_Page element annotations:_
..............................

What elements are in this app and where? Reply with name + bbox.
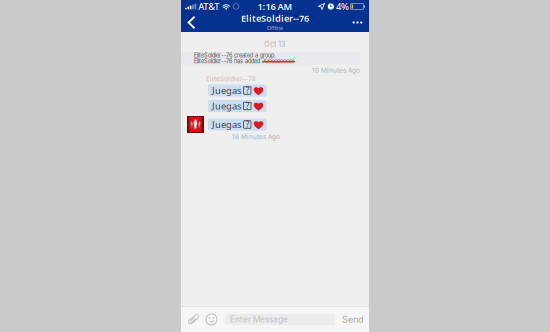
button[interactable]: Emoji (202, 309, 221, 330)
staticText: 16 Minutes Ago (232, 133, 280, 141)
button[interactable]: Juegas (208, 84, 266, 96)
button[interactable]: Send (335, 308, 369, 331)
staticText: Send (342, 314, 364, 325)
staticText: ? (246, 101, 249, 111)
staticText: EliteSoldier--76 (206, 75, 256, 83)
staticText: Offline (267, 24, 283, 32)
staticText: AT&T (198, 0, 219, 13)
button[interactable]: Back (181, 14, 204, 32)
staticText: EliteSoldier--76 created a group. (194, 52, 276, 59)
staticText: Juegas (212, 118, 241, 131)
staticText: Oct 13 (264, 40, 286, 48)
staticText: Juegas (212, 100, 241, 112)
staticText: 4% (336, 0, 349, 13)
staticText: ? (246, 85, 249, 96)
button[interactable]: More options (344, 16, 369, 29)
staticText: Xxxxxxxxxx (263, 58, 294, 65)
staticText: EliteSoldier--76 has added (194, 58, 260, 65)
staticText: Juegas (212, 84, 241, 97)
staticText: 1:16 AM (258, 0, 292, 13)
staticText: 16 Minutes Ago (312, 67, 360, 74)
button[interactable]: Attach file (181, 309, 202, 330)
staticText: ? (246, 119, 249, 130)
button[interactable]: Enter Message (221, 314, 335, 325)
staticText: Enter Message (230, 314, 288, 324)
staticText: EliteSoldier--76 (241, 12, 309, 24)
button[interactable]: Juegas (208, 100, 266, 112)
button[interactable]: Juegas (208, 118, 266, 130)
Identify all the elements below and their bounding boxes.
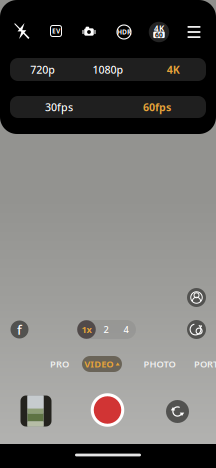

..............................

_AIM OF THE TASK:_ Pick out every line in the records above that contains the string "Send", matching case exactly, and copy those lines.

_OUTPUT BELOW:_
button[interactable]: Send (335, 308, 369, 331)
staticText: Send (342, 314, 364, 325)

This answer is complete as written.